## JOB
A verbatim copy of the records is required, with all pictures left out.

## EXERCISE MATERIAL
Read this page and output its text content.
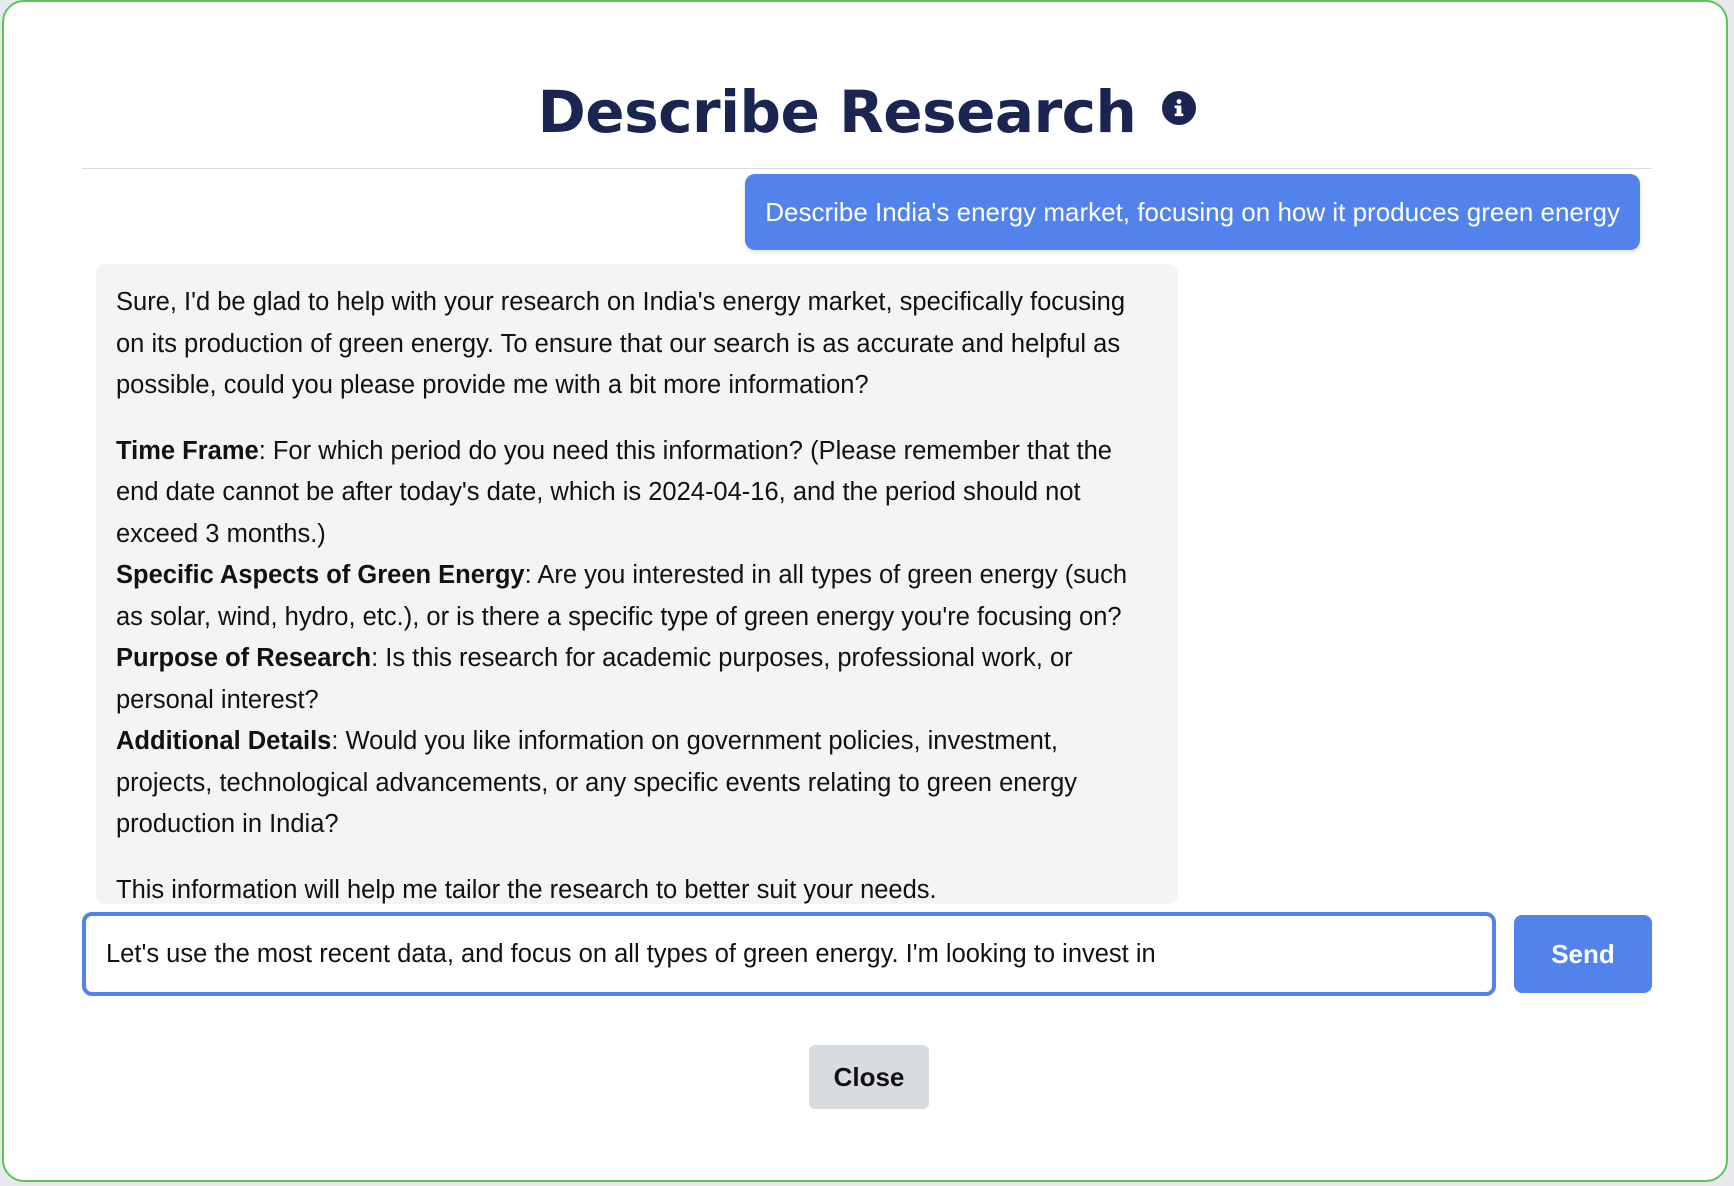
Describe Research
Describe India's energy market, focusing on how it produces green energy

Sure, I'd be glad to help with your research on India's energy market, specifically focusing on its production of green energy. To ensure that our search is as accurate and helpful as possible, could you please provide me with a bit more information?

Time Frame: For which period do you need this information? (Please remember that the end date cannot be after today's date, which is 2024-04-16, and the period should not exceed 3 months.)
Specific Aspects of Green Energy: Are you interested in all types of green energy (such as solar, wind, hydro, etc.), or is there a specific type of green energy you're focusing on?
Purpose of Research: Is this research for academic purposes, professional work, or personal interest?
Additional Details: Would you like information on government policies, investment, projects, technological advancements, or any specific events relating to green energy production in India?

This information will help me tailor the research to better suit your needs.

Let's use the most recent data, and focus on all types of green energy. I'm looking to invest in
Send
Close
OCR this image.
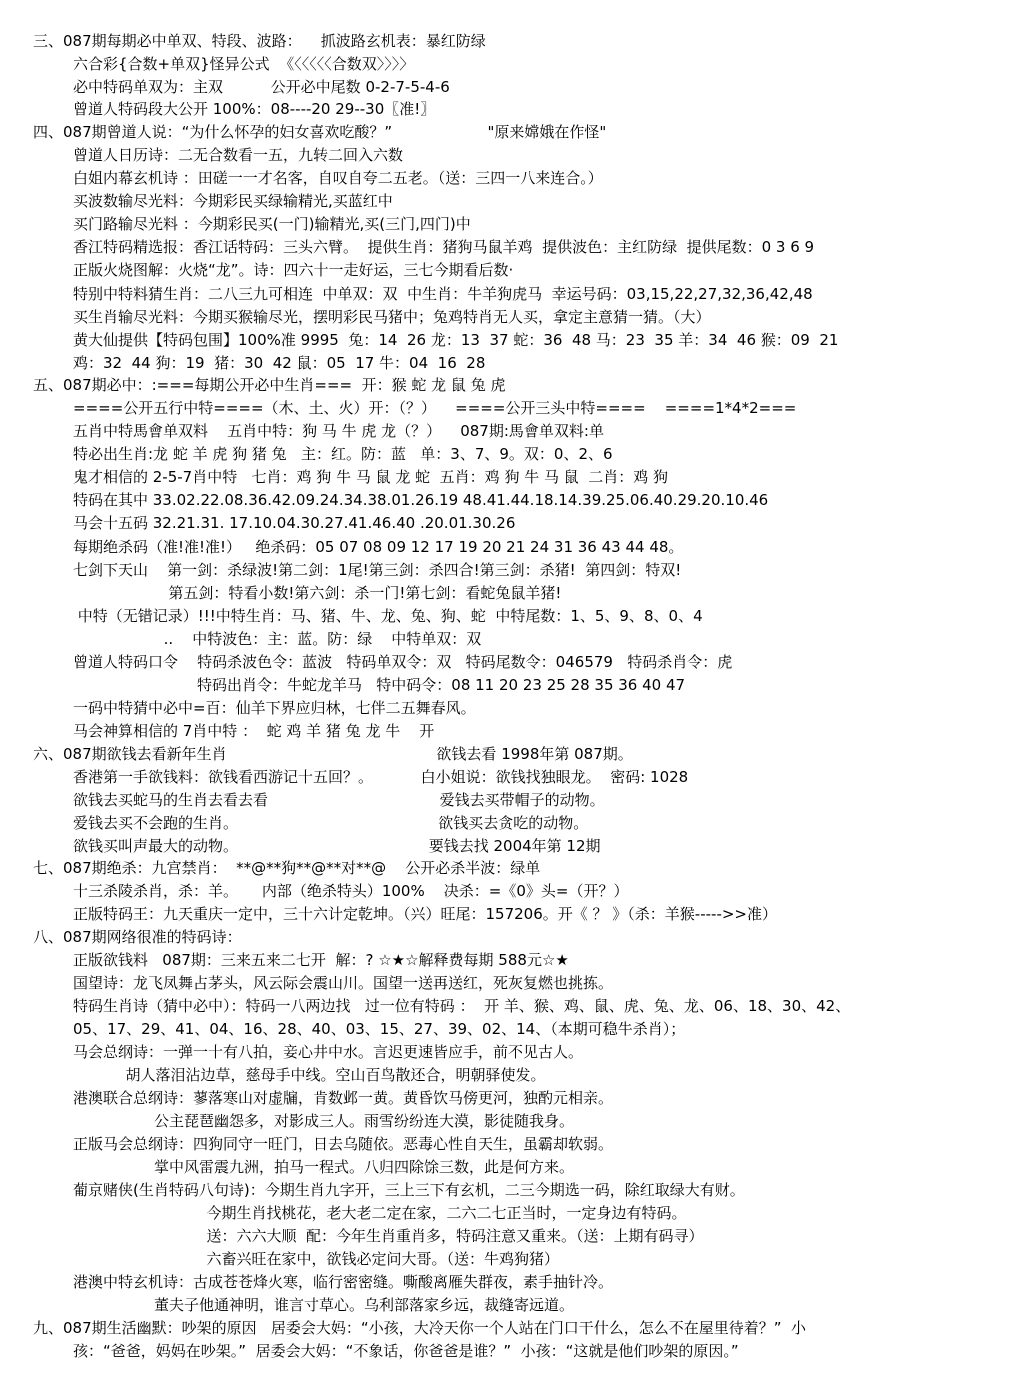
三、087期每期必中单双、特段、波路：    抓波路玄机表：暴红防绿
六合彩{合数+单双}怪异公式  《〈〈〈〈〈合数双〉〉〉〉
必中特码单双为：主双          公开必中尾数 0-2-7-5-4-6
曾道人特码段大公开 100%：08----20 29--30〖准!〗
四、087期曾道人说：“为什么怀孕的妇女喜欢吃酸？”                    "原来嫦娥在作怪"
曾道人日历诗：二无合数看一五，九转二回入六数
白姐内幕玄机诗 ：田磋一一才名客，自叹自夸二五老。（送：三四一八来连合。）
买波数输尽光料：今期彩民买绿输精光,买蓝红中
买门路输尽光料 ：今期彩民买(一门)输精光,买(三门,四门)中
香江特码精选报：香江话特码：三头六臂。  提供生肖：猪狗马鼠羊鸡  提供波色：主红防绿  提供尾数：0 3 6 9
正版火烧图解：火烧“龙”。诗：四六十一走好运，三七今期看后数·
特别中特料猜生肖：二八三九可相连  中单双：双  中生肖：牛羊狗虎马  幸运号码：03,15,22,27,32,36,42,48
买生肖输尽光料：今期买猴输尽光，摆明彩民马猪中；兔鸡特肖无人买，拿定主意猜一猜。（大）
黄大仙提供【特码包围】100%准 9995  兔：14  26 龙：13  37 蛇：36  48 马：23  35 羊：34  46 猴：09  21
鸡：32  44 狗：19  猪：30  42 鼠：05  17 牛：04  16  28
五、087期必中：:===每期公开必中生肖===  开：猴 蛇 龙 鼠 兔 虎
====公开五行中特====（木、土、火）开：（？）    ====公开三头中特====    ====1*4*2===
五肖中特馬會单双料    五肖中特：狗 马 牛 虎 龙（？）    087期:馬會单双料:单
特必出生肖:龙 蛇 羊 虎 狗 猪 兔   主：红。防：蓝   单：3、7、9。双：0、2、6
鬼才相信的 2-5-7肖中特   七肖：鸡 狗 牛 马 鼠 龙 蛇  五肖：鸡 狗 牛 马 鼠  二肖：鸡 狗
特码在其中 33.02.22.08.36.42.09.24.34.38.01.26.19 48.41.44.18.14.39.25.06.40.29.20.10.46
马会十五码 32.21.31. 17.10.04.30.27.41.46.40 .20.01.30.26
每期绝杀码（准!准!准!）   绝杀码：05 07 08 09 12 17 19 20 21 24 31 36 43 44 48。
七剑下天山    第一剑：杀绿波!第二剑：1尾!第三剑：杀四合!第三剑：杀猪!  第四剑：特双!
第五剑：特看小数!第六剑：杀一门!第七剑：看蛇兔鼠羊猪!
中特（无错记录）!!!中特生肖：马、猪、牛、龙、兔、狗、蛇  中特尾数：1、5、9、8、0、4
..    中特波色：主：蓝。防：绿    中特单双：双
曾道人特码口令    特码杀波色令：蓝波   特码单双令：双   特码尾数令：046579   特码杀肖令：虎
特码出肖令：牛蛇龙羊马   特中码令：08 11 20 23 25 28 35 36 40 47
一码中特猜中必中=百：仙羊下界应归林，七伴二五舞春风。
马会神算相信的 7肖中特 ：  蛇 鸡 羊 猪 兔 龙 牛    开
六、087期欲钱去看新年生肖                                            欲钱去看 1998年第 087期。
香港第一手欲钱料：欲钱看西游记十五回？。          白小姐说：欲钱找独眼龙。  密码: 1028
欲钱去买蛇马的生肖去看去看                                    爱钱去买带帽子的动物。
爱钱去买不会跑的生肖。                                          欲钱买去贪吃的动物。
欲钱买叫声最大的动物。                                        要钱去找 2004年第 12期
七、087期绝杀：九宫禁肖：  **@**狗**@**对**@    公开必杀半波：绿单
十三杀陵杀肖，杀：羊。     内部（绝杀特头）100%    决杀：=《0》头=（开？）
正版特码王：九天重庆一定中，三十六计定乾坤。（兴）旺尾：157206。开《 ？ 》（杀：羊猴----->>准）
八、087期网络很准的特码诗：
正版欲钱料   087期：三来五来二七开  解：? ☆★☆解释费每期 588元☆★
国望诗：龙飞凤舞占茅头，风云际会震山川。国望一送再送红，死灰复燃也挑拣。
特码生肖诗（猜中必中）：特码一八两边找   过一位有特码 ：  开 羊、猴、鸡、鼠、虎、兔、龙、06、18、30、42、
05、17、29、41、04、16、28、40、03、15、27、39、02、14、（本期可稳牛杀肖）；
马会总纲诗：一弹一十有八拍，妾心井中水。言迟更速皆应手，前不见古人。
胡人落泪沾边草，慈母手中线。空山百鸟散还合，明朝驿使发。
港澳联合总纲诗：蓼落寒山对虚牖，肯数邺一黄。黄昏饮马傍更河，独酌元相亲。
公主琵琶幽怨多，对影成三人。雨雪纷纷连大漠，影徒随我身。
正版马会总纲诗：四狗同守一旺门，日去乌随依。恶毒心性自天生，虽霸却软弱。
掌中风雷震九洲，拍马一程式。八归四除馀三数，此是何方来。
葡京赌侠(生肖特码八句诗)：今期生肖九字开，三上三下有玄机，二三今期选一码，除红取绿大有财。
今期生肖找桃花，老大老二定在家，二六二七正当时，一定身边有特码。
送：六六大顺  配：今年生肖重肖多，特码注意又重来。（送：上期有码寻）
六畜兴旺在家中，欲钱必定问大哥。（送：牛鸡狗猪）
港澳中特玄机诗：古成苍苍烽火寒，临行密密缝。嘶酸离雁失群夜，素手抽针冷。
董夫子他通神明，谁言寸草心。乌利部落家乡远，裁缝寄远道。
九、087期生活幽默：吵架的原因   居委会大妈：“小孩，大冷天你一个人站在门口干什么，怎么不在屋里待着？”  小
孩：“爸爸，妈妈在吵架。”  居委会大妈：“不象话，你爸爸是谁？”  小孩：“这就是他们吵架的原因。”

## SOLVED EXERCISE
Read this page and output its text content.
Describe Research
Describe India's energy market, focusing on how it produces green energy

Sure, I'd be glad to help with your research on India's energy market, specifically focusing on its production of green energy. To ensure that our search is as accurate and helpful as possible, could you please provide me with a bit more information?

Time Frame: For which period do you need this information? (Please remember that the end date cannot be after today's date, which is 2024-04-16, and the period should not exceed 3 months.)
Specific Aspects of Green Energy: Are you interested in all types of green energy (such as solar, wind, hydro, etc.), or is there a specific type of green energy you're focusing on?
Purpose of Research: Is this research for academic purposes, professional work, or personal interest?
Additional Details: Would you like information on government policies, investment, projects, technological advancements, or any specific events relating to green energy production in India?

This information will help me tailor the research to better suit your needs.

Let's use the most recent data, and focus on all types of green energy. I'm looking to invest in
Send
Close
OCR this image.
三、087期每期必中单双、特段、波路：    抓波路玄机表：暴红防绿
六合彩{合数+单双}怪异公式  《〈〈〈〈〈合数双〉〉〉〉
必中特码单双为：主双          公开必中尾数 0-2-7-5-4-6
曾道人特码段大公开 100%：08----20 29--30〖准!〗
四、087期曾道人说：“为什么怀孕的妇女喜欢吃酸？”                    "原来嫦娥在作怪"
曾道人日历诗：二无合数看一五，九转二回入六数
白姐内幕玄机诗 ：田磋一一才名客，自叹自夸二五老。（送：三四一八来连合。）
买波数输尽光料：今期彩民买绿输精光,买蓝红中
买门路输尽光料 ：今期彩民买(一门)输精光,买(三门,四门)中
香江特码精选报：香江话特码：三头六臂。  提供生肖：猪狗马鼠羊鸡  提供波色：主红防绿  提供尾数：0 3 6 9
正版火烧图解：火烧“龙”。诗：四六十一走好运，三七今期看后数·
特别中特料猜生肖：二八三九可相连  中单双：双  中生肖：牛羊狗虎马  幸运号码：03,15,22,27,32,36,42,48
买生肖输尽光料：今期买猴输尽光，摆明彩民马猪中；兔鸡特肖无人买，拿定主意猜一猜。（大）
黄大仙提供【特码包围】100%准 9995  兔：14  26 龙：13  37 蛇：36  48 马：23  35 羊：34  46 猴：09  21
鸡：32  44 狗：19  猪：30  42 鼠：05  17 牛：04  16  28
五、087期必中：:===每期公开必中生肖===  开：猴 蛇 龙 鼠 兔 虎
====公开五行中特====（木、土、火）开：（？）    ====公开三头中特====    ====1*4*2===
五肖中特馬會单双料    五肖中特：狗 马 牛 虎 龙（？）    087期:馬會单双料:单
特必出生肖:龙 蛇 羊 虎 狗 猪 兔   主：红。防：蓝   单：3、7、9。双：0、2、6
鬼才相信的 2-5-7肖中特   七肖：鸡 狗 牛 马 鼠 龙 蛇  五肖：鸡 狗 牛 马 鼠  二肖：鸡 狗
特码在其中 33.02.22.08.36.42.09.24.34.38.01.26.19 48.41.44.18.14.39.25.06.40.29.20.10.46
马会十五码 32.21.31. 17.10.04.30.27.41.46.40 .20.01.30.26
每期绝杀码（准!准!准!）   绝杀码：05 07 08 09 12 17 19 20 21 24 31 36 43 44 48。
七剑下天山    第一剑：杀绿波!第二剑：1尾!第三剑：杀四合!第三剑：杀猪!  第四剑：特双!
第五剑：特看小数!第六剑：杀一门!第七剑：看蛇兔鼠羊猪!
中特（无错记录）!!!中特生肖：马、猪、牛、龙、兔、狗、蛇  中特尾数：1、5、9、8、0、4
..    中特波色：主：蓝。防：绿    中特单双：双
曾道人特码口令    特码杀波色令：蓝波   特码单双令：双   特码尾数令：046579   特码杀肖令：虎
特码出肖令：牛蛇龙羊马   特中码令：08 11 20 23 25 28 35 36 40 47
一码中特猜中必中=百：仙羊下界应归林，七伴二五舞春风。
马会神算相信的 7肖中特 ：  蛇 鸡 羊 猪 兔 龙 牛    开
六、087期欲钱去看新年生肖                                            欲钱去看 1998年第 087期。
香港第一手欲钱料：欲钱看西游记十五回？。          白小姐说：欲钱找独眼龙。  密码: 1028
欲钱去买蛇马的生肖去看去看                                    爱钱去买带帽子的动物。
爱钱去买不会跑的生肖。                                          欲钱买去贪吃的动物。
欲钱买叫声最大的动物。                                        要钱去找 2004年第 12期
七、087期绝杀：九宫禁肖：  **@**狗**@**对**@    公开必杀半波：绿单
十三杀陵杀肖，杀：羊。     内部（绝杀特头）100%    决杀：=《0》头=（开？）
正版特码王：九天重庆一定中，三十六计定乾坤。（兴）旺尾：157206。开《 ？ 》（杀：羊猴----->>准）
八、087期网络很准的特码诗：
正版欲钱料   087期：三来五来二七开  解：? ☆★☆解释费每期 588元☆★
国望诗：龙飞凤舞占茅头，风云际会震山川。国望一送再送红，死灰复燃也挑拣。
特码生肖诗（猜中必中）：特码一八两边找   过一位有特码 ：  开 羊、猴、鸡、鼠、虎、兔、龙、06、18、30、42、
05、17、29、41、04、16、28、40、03、15、27、39、02、14、（本期可稳牛杀肖）；
马会总纲诗：一弹一十有八拍，妾心井中水。言迟更速皆应手，前不见古人。
胡人落泪沾边草，慈母手中线。空山百鸟散还合，明朝驿使发。
港澳联合总纲诗：蓼落寒山对虚牖，肯数邺一黄。黄昏饮马傍更河，独酌元相亲。
公主琵琶幽怨多，对影成三人。雨雪纷纷连大漠，影徒随我身。
正版马会总纲诗：四狗同守一旺门，日去乌随依。恶毒心性自天生，虽霸却软弱。
掌中风雷震九洲，拍马一程式。八归四除馀三数，此是何方来。
葡京赌侠(生肖特码八句诗)：今期生肖九字开，三上三下有玄机，二三今期选一码，除红取绿大有财。
今期生肖找桃花，老大老二定在家，二六二七正当时，一定身边有特码。
送：六六大顺  配：今年生肖重肖多，特码注意又重来。（送：上期有码寻）
六畜兴旺在家中，欲钱必定问大哥。（送：牛鸡狗猪）
港澳中特玄机诗：古成苍苍烽火寒，临行密密缝。嘶酸离雁失群夜，素手抽针冷。
董夫子他通神明，谁言寸草心。乌利部落家乡远，裁缝寄远道。
九、087期生活幽默：吵架的原因   居委会大妈：“小孩，大冷天你一个人站在门口干什么，怎么不在屋里待着？”  小
孩：“爸爸，妈妈在吵架。”  居委会大妈：“不象话，你爸爸是谁？”  小孩：“这就是他们吵架的原因。”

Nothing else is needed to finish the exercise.